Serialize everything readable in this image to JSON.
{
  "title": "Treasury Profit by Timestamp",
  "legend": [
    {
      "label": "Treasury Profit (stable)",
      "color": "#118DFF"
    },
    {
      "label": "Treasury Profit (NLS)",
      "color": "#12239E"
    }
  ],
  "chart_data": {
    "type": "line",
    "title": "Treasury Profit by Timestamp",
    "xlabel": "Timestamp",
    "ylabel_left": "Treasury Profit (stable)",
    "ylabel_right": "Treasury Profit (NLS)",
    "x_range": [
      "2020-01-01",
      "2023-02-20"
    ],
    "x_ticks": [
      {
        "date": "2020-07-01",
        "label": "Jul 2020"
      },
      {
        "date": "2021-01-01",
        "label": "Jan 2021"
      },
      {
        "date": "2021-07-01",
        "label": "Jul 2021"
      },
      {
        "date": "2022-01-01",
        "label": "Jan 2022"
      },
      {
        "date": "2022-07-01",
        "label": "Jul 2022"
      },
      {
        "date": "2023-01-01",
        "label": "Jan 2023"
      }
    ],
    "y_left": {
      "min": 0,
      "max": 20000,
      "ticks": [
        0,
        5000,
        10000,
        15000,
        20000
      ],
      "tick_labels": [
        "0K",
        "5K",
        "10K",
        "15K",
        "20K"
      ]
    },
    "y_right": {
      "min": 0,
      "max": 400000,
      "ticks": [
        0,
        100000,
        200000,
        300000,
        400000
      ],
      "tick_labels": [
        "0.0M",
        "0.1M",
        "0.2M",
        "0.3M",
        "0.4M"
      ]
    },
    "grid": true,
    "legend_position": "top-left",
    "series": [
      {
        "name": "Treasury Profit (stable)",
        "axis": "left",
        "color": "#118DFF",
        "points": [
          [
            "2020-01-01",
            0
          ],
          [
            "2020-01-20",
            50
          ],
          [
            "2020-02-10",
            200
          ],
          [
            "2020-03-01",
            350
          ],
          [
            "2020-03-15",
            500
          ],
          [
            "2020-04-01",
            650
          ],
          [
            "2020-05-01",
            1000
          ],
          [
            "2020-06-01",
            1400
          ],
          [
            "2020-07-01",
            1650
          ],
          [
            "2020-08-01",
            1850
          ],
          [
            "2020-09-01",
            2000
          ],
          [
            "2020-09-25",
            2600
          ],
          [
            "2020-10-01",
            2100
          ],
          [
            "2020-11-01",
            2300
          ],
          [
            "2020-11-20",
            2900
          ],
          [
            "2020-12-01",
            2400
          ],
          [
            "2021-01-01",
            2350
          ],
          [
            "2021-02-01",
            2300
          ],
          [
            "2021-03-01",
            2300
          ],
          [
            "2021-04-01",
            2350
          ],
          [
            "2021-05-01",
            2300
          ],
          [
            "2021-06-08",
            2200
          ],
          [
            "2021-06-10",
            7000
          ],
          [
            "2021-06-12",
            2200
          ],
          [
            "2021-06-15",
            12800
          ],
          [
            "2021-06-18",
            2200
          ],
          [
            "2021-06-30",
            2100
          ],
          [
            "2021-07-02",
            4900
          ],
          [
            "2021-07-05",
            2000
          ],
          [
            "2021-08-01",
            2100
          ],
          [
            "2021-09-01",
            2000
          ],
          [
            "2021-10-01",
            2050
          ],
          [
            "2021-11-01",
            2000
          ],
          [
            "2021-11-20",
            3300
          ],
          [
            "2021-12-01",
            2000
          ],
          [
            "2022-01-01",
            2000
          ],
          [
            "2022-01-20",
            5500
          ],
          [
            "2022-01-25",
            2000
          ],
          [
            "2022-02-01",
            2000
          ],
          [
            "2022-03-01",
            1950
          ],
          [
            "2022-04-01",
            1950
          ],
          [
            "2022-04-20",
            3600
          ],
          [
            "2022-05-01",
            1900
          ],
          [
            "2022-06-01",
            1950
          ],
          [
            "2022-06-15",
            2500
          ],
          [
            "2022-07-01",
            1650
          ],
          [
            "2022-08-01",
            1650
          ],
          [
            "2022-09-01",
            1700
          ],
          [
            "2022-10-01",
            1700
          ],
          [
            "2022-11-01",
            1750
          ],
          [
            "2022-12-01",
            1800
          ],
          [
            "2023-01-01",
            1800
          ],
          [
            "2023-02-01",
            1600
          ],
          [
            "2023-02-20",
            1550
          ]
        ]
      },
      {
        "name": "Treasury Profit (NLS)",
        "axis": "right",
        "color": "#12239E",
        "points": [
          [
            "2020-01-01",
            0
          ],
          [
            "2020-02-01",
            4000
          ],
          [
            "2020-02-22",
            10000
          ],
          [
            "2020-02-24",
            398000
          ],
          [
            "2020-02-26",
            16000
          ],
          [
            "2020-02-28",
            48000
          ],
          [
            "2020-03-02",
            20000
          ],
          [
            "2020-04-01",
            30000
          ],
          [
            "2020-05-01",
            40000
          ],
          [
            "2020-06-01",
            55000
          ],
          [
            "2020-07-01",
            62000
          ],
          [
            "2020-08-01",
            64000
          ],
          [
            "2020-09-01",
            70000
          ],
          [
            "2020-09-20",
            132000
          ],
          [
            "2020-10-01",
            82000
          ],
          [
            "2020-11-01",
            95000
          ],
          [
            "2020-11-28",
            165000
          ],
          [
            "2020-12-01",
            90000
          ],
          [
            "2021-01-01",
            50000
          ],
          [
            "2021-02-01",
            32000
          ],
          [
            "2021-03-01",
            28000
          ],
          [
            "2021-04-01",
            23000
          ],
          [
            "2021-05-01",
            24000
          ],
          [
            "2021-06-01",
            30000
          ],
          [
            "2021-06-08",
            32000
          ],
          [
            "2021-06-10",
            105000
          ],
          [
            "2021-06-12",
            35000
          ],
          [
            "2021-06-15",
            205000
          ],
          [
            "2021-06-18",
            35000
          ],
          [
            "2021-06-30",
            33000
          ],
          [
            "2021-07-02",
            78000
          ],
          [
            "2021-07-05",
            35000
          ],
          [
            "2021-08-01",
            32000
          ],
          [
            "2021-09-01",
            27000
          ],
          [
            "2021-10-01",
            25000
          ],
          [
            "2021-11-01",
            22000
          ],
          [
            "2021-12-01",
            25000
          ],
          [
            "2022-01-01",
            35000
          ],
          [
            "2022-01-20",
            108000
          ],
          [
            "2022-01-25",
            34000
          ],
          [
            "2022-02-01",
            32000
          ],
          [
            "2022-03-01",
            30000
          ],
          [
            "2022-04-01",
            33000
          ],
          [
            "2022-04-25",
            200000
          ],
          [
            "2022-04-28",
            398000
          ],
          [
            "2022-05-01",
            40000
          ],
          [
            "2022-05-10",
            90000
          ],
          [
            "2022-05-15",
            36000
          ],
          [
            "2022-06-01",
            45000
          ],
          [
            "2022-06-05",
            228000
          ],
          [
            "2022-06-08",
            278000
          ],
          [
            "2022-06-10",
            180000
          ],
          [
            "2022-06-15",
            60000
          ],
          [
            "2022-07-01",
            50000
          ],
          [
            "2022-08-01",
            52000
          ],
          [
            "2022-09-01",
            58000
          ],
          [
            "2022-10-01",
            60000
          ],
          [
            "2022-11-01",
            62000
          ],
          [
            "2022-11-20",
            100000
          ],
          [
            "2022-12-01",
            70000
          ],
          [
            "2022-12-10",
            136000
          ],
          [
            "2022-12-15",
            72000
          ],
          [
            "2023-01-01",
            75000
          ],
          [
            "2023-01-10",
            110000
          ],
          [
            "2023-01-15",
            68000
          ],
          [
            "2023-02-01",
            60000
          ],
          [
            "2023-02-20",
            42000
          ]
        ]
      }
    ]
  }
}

━━━━━━━━

Brief -> Give the listing above again, word for word.

Result of the exercise ->
Serialize everything readable in this image to JSON.
{
  "title": "Treasury Profit by Timestamp",
  "legend": [
    {
      "label": "Treasury Profit (stable)",
      "color": "#118DFF"
    },
    {
      "label": "Treasury Profit (NLS)",
      "color": "#12239E"
    }
  ],
  "chart_data": {
    "type": "line",
    "title": "Treasury Profit by Timestamp",
    "xlabel": "Timestamp",
    "ylabel_left": "Treasury Profit (stable)",
    "ylabel_right": "Treasury Profit (NLS)",
    "x_range": [
      "2020-01-01",
      "2023-02-20"
    ],
    "x_ticks": [
      {
        "date": "2020-07-01",
        "label": "Jul 2020"
      },
      {
        "date": "2021-01-01",
        "label": "Jan 2021"
      },
      {
        "date": "2021-07-01",
        "label": "Jul 2021"
      },
      {
        "date": "2022-01-01",
        "label": "Jan 2022"
      },
      {
        "date": "2022-07-01",
        "label": "Jul 2022"
      },
      {
        "date": "2023-01-01",
        "label": "Jan 2023"
      }
    ],
    "y_left": {
      "min": 0,
      "max": 20000,
      "ticks": [
        0,
        5000,
        10000,
        15000,
        20000
      ],
      "tick_labels": [
        "0K",
        "5K",
        "10K",
        "15K",
        "20K"
      ]
    },
    "y_right": {
      "min": 0,
      "max": 400000,
      "ticks": [
        0,
        100000,
        200000,
        300000,
        400000
      ],
      "tick_labels": [
        "0.0M",
        "0.1M",
        "0.2M",
        "0.3M",
        "0.4M"
      ]
    },
    "grid": true,
    "legend_position": "top-left",
    "series": [
      {
        "name": "Treasury Profit (stable)",
        "axis": "left",
        "color": "#118DFF",
        "points": [
          [
            "2020-01-01",
            0
          ],
          [
            "2020-01-20",
            50
          ],
          [
            "2020-02-10",
            200
          ],
          [
            "2020-03-01",
            350
          ],
          [
            "2020-03-15",
            500
          ],
          [
            "2020-04-01",
            650
          ],
          [
            "2020-05-01",
            1000
          ],
          [
            "2020-06-01",
            1400
          ],
          [
            "2020-07-01",
            1650
          ],
          [
            "2020-08-01",
            1850
          ],
          [
            "2020-09-01",
            2000
          ],
          [
            "2020-09-25",
            2600
          ],
          [
            "2020-10-01",
            2100
          ],
          [
            "2020-11-01",
            2300
          ],
          [
            "2020-11-20",
            2900
          ],
          [
            "2020-12-01",
            2400
          ],
          [
            "2021-01-01",
            2350
          ],
          [
            "2021-02-01",
            2300
          ],
          [
            "2021-03-01",
            2300
          ],
          [
            "2021-04-01",
            2350
          ],
          [
            "2021-05-01",
            2300
          ],
          [
            "2021-06-08",
            2200
          ],
          [
            "2021-06-10",
            7000
          ],
          [
            "2021-06-12",
            2200
          ],
          [
            "2021-06-15",
            12800
          ],
          [
            "2021-06-18",
            2200
          ],
          [
            "2021-06-30",
            2100
          ],
          [
            "2021-07-02",
            4900
          ],
          [
            "2021-07-05",
            2000
          ],
          [
            "2021-08-01",
            2100
          ],
          [
            "2021-09-01",
            2000
          ],
          [
            "2021-10-01",
            2050
          ],
          [
            "2021-11-01",
            2000
          ],
          [
            "2021-11-20",
            3300
          ],
          [
            "2021-12-01",
            2000
          ],
          [
            "2022-01-01",
            2000
          ],
          [
            "2022-01-20",
            5500
          ],
          [
            "2022-01-25",
            2000
          ],
          [
            "2022-02-01",
            2000
          ],
          [
            "2022-03-01",
            1950
          ],
          [
            "2022-04-01",
            1950
          ],
          [
            "2022-04-20",
            3600
          ],
          [
            "2022-05-01",
            1900
          ],
          [
            "2022-06-01",
            1950
          ],
          [
            "2022-06-15",
            2500
          ],
          [
            "2022-07-01",
            1650
          ],
          [
            "2022-08-01",
            1650
          ],
          [
            "2022-09-01",
            1700
          ],
          [
            "2022-10-01",
            1700
          ],
          [
            "2022-11-01",
            1750
          ],
          [
            "2022-12-01",
            1800
          ],
          [
            "2023-01-01",
            1800
          ],
          [
            "2023-02-01",
            1600
          ],
          [
            "2023-02-20",
            1550
          ]
        ]
      },
      {
        "name": "Treasury Profit (NLS)",
        "axis": "right",
        "color": "#12239E",
        "points": [
          [
            "2020-01-01",
            0
          ],
          [
            "2020-02-01",
            4000
          ],
          [
            "2020-02-22",
            10000
          ],
          [
            "2020-02-24",
            398000
          ],
          [
            "2020-02-26",
            16000
          ],
          [
            "2020-02-28",
            48000
          ],
          [
            "2020-03-02",
            20000
          ],
          [
            "2020-04-01",
            30000
          ],
          [
            "2020-05-01",
            40000
          ],
          [
            "2020-06-01",
            55000
          ],
          [
            "2020-07-01",
            62000
          ],
          [
            "2020-08-01",
            64000
          ],
          [
            "2020-09-01",
            70000
          ],
          [
            "2020-09-20",
            132000
          ],
          [
            "2020-10-01",
            82000
          ],
          [
            "2020-11-01",
            95000
          ],
          [
            "2020-11-28",
            165000
          ],
          [
            "2020-12-01",
            90000
          ],
          [
            "2021-01-01",
            50000
          ],
          [
            "2021-02-01",
            32000
          ],
          [
            "2021-03-01",
            28000
          ],
          [
            "2021-04-01",
            23000
          ],
          [
            "2021-05-01",
            24000
          ],
          [
            "2021-06-01",
            30000
          ],
          [
            "2021-06-08",
            32000
          ],
          [
            "2021-06-10",
            105000
          ],
          [
            "2021-06-12",
            35000
          ],
          [
            "2021-06-15",
            205000
          ],
          [
            "2021-06-18",
            35000
          ],
          [
            "2021-06-30",
            33000
          ],
          [
            "2021-07-02",
            78000
          ],
          [
            "2021-07-05",
            35000
          ],
          [
            "2021-08-01",
            32000
          ],
          [
            "2021-09-01",
            27000
          ],
          [
            "2021-10-01",
            25000
          ],
          [
            "2021-11-01",
            22000
          ],
          [
            "2021-12-01",
            25000
          ],
          [
            "2022-01-01",
            35000
          ],
          [
            "2022-01-20",
            108000
          ],
          [
            "2022-01-25",
            34000
          ],
          [
            "2022-02-01",
            32000
          ],
          [
            "2022-03-01",
            30000
          ],
          [
            "2022-04-01",
            33000
          ],
          [
            "2022-04-25",
            200000
          ],
          [
            "2022-04-28",
            398000
          ],
          [
            "2022-05-01",
            40000
          ],
          [
            "2022-05-10",
            90000
          ],
          [
            "2022-05-15",
            36000
          ],
          [
            "2022-06-01",
            45000
          ],
          [
            "2022-06-05",
            228000
          ],
          [
            "2022-06-08",
            278000
          ],
          [
            "2022-06-10",
            180000
          ],
          [
            "2022-06-15",
            60000
          ],
          [
            "2022-07-01",
            50000
          ],
          [
            "2022-08-01",
            52000
          ],
          [
            "2022-09-01",
            58000
          ],
          [
            "2022-10-01",
            60000
          ],
          [
            "2022-11-01",
            62000
          ],
          [
            "2022-11-20",
            100000
          ],
          [
            "2022-12-01",
            70000
          ],
          [
            "2022-12-10",
            136000
          ],
          [
            "2022-12-15",
            72000
          ],
          [
            "2023-01-01",
            75000
          ],
          [
            "2023-01-10",
            110000
          ],
          [
            "2023-01-15",
            68000
          ],
          [
            "2023-02-01",
            60000
          ],
          [
            "2023-02-20",
            42000
          ]
        ]
      }
    ]
  }
}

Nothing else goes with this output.